**Problem set**
A - From the passage on re-framing our young people's times, list every name in quotation marks that the passage says has been offered for the new age.
B - Carry the passage on re-framing our young people's times forward from its final sentence.

**Text**
EMPOWERED! Chapter 3
How can we most usefully transition from the last pre-internet generation the world will ever know, to the world’s first internet generation?
Note: This article is a reprint of the first half of “Chapter 3: Re-Framing Our Young People’s Times” from the author’s book, EMPOWERED! Re-framing ‘Growing Up’ for a New Age. Read Chapter 1 and Chapter 2.
Let’s start by thinking about ways to re-frame the time period (or “Age”) our young people are currently entering into and will be fully part of in 20 years: the mid-to-late 21st century. To begin, we might ask “What’s different?” For me, one of the most important differences is worldwide connection of young people starting at a very young age.
We are currently in the process of transitioning…
From the Last Pre-Internet Generation the world will ever know,
To the world’s first Internet Generation.
That change, along with all the other technological changes that have accompanied it, right around the year 2000, has huge implications for our young people.
So how can we most usefully frame their time?
Re-Naming
Sometimes useful re-framing can come purely through re-naming—as with “Digital Natives.” Several names have already suggested to re-frame the new period into which our children are quickly moving.
Some call the New Age “The Fourth Industrial Revolution”—employing a business evolution frame. Others—employing a major influence frame—call it “The Anthropocene,” meaning The Age of Human Domination. Some—using a frame of technological risk and disruption—are working to frame it as a time that is more Human-Centric than machine-centric. Still others—framing the times around exponentially advancing technology—call it an “Age of Abundance.” I’m sure there are more.
Trying on each of these frames and seeing the world through each of their different lenses is a useful exercise that I recommend doing. In the end, after trying them all, we will each choose the frame that is most helpful and useful to us.
My Preferred Re-Frame
But if helpfulness and usefulness are indeed the criteria for choosing a frame, it seems to me that framing our times around human domination, or business, or even technology alone, is not the most useful way to go. Rather, the overall frame I find most helpful for our coming times, and that I suggest we use, is one of increasing empowerment—especially empowerment of our young people. That frame is positive for all—for humans, for business, for technology, and for all of society—particularly if the new power is used in positive ways. Empowering our young people will, of course, eventually empower all humans.
And the all is important—it is not helpful to leave some people out. I believe the relationship of all young people to the world is about to change in these new times. Here is the 21st-century frame I find most helpful.

**Records**
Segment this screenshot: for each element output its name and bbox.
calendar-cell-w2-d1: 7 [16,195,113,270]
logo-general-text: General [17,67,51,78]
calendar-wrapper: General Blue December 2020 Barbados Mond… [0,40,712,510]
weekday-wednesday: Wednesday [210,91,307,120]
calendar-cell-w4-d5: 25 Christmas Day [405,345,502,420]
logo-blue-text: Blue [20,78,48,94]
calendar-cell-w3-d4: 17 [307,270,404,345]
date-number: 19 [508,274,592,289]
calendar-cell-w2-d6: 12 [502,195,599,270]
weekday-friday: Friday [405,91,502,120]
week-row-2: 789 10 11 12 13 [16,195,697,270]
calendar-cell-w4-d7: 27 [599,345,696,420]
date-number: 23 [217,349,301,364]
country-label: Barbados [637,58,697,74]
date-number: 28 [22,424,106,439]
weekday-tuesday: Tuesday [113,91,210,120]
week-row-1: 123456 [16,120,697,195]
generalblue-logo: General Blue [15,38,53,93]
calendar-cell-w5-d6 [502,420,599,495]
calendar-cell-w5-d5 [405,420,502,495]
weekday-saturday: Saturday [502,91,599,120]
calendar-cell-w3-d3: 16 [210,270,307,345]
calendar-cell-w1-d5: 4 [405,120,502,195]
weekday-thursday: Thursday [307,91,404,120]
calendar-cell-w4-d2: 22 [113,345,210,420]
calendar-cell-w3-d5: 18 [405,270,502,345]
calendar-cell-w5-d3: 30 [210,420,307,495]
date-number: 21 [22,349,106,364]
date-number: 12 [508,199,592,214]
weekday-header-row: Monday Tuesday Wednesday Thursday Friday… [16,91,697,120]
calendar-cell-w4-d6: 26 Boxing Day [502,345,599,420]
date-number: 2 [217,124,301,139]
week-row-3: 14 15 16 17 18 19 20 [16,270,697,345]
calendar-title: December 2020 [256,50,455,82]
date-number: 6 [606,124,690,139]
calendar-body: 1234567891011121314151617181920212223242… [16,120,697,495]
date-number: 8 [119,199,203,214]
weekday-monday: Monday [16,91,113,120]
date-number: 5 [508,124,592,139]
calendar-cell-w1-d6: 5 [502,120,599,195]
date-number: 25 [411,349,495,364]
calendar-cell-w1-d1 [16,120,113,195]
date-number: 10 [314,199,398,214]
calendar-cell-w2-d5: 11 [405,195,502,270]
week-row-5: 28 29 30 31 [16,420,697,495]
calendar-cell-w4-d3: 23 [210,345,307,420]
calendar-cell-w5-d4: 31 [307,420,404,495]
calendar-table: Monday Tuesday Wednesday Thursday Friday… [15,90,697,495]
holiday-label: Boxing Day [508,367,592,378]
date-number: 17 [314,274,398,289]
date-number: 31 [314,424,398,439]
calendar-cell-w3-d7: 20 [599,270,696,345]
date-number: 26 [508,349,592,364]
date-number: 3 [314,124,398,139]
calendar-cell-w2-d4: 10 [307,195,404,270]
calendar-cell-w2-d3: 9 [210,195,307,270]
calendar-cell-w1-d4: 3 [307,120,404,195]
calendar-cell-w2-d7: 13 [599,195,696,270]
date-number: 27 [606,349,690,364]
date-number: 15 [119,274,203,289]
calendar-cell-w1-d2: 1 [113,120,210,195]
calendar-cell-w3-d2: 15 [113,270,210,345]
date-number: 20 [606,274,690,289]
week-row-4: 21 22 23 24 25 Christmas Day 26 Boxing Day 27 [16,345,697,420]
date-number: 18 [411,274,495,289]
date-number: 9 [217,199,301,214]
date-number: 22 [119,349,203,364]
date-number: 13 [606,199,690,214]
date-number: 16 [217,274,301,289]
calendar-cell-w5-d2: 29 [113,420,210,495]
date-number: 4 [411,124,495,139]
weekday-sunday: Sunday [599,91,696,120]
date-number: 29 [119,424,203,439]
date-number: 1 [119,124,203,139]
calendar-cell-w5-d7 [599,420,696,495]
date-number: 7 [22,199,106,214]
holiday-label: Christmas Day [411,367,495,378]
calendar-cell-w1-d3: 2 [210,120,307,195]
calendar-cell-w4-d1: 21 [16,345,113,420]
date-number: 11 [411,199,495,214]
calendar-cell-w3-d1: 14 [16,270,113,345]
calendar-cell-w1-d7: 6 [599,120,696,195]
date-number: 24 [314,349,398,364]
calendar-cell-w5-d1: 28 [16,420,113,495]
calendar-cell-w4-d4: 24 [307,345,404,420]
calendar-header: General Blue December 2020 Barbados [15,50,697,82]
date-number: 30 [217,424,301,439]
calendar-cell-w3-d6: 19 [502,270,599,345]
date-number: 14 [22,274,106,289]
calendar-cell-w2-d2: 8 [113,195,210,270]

**Results of the tasks**
A -
- "The Fourth Industrial Revolution"
- "The Anthropocene"
- "Age of Abundance"

B -
We are moving:
From a time where young people had little or no power,
To a time when young humans have far more power to accomplish in the world than they ever had before in history.
Name That Frame
Because a new frame requires a way to call it and refer to it, I call this fast-arriving time:
The New Age of Empowerment
for people growing up.
The New Age begins with the empowerment of those people who happen to be—and I would say are lucky to be—young at the start of the second millennium. As we will see in detail in the next chapter, they are all now becoming Symbiotically Empowered Humans.
A New Frontier
I often ask people I meet, both young and old, if they are afraid of the future, and a great many say yes. “Fear is the dominant emotion of our time,” says business consultant John Hagel.
One reason people are afraid is that the New Age of Empowerment is, metaphorically, a new frontier for humanity. I explore this “frontier” metaphor further in Chapter 5. But let me note for now that whenever any new frontier opens, it is normal for many people to fear going there. Despite humans’ so-called “spirit of exploration” or “adventure,” I believe most humans crave comfort above all else (beyond just staying alive). A new frontier is not, typically, comfortable.
So, a great many of today’s adults are already uncomfortable in, and afraid of, entering this new world we are approaching—and are particularly fearful of sending their children into it. Adults, after all, are tasked with protecting their young from harm.
Most adults don’t go any farther into the new frontier than they have to, and they often try hard to keep their children out of it—for example by not letting their children get connected online at young ages, or by limiting the time their children spend with their devices, or by taking away those devices at bedtimes or at classroom doors. Many adults think that by controlling their children’s behaviors they are “protecting” the children—whom they know have already, in most cases, crossed the frontier.
Afraid? Or Excited!
But how useful is it to our young people for adults to frame the coming age as a time to be feared? Of course there are many unknowns. And there are, clearly, some potential big issues—including the possibilities of our planet’s climate no longer supporting humans, and of nuclear self-annihilation of our species. But I am enough of an optimist to think those dangers will be overcome.
My strong sense is that fear is an inappropriate frame for our young people’s future. I think it will be far more useful and helpful to young people to re-frame their future, far more positively and hopefully, in terms of empowerment. I think we can relax—and rejoice in the fact that our newly-empowered young people will find the means to deal with their fast-changing environment and rapidly approaching crises.
Further, I strongly believe it is unnecessary to protect young people from the new frontier—despite potential danger—because being there is how they learn to adjust and cope. Plus, it is often, for them—in some cases because of the possible danger—an exciting place to be. Any harm will come, I believe, from preventing our young people from going in as deeply as they want to, even at early ages. Even though keeping their own, or others’ children out may, in fact, give adults some short-term comfort, I believe we will all be better off if adults empower young people as much and as quickly as possible.
Read More: EMPOWERED!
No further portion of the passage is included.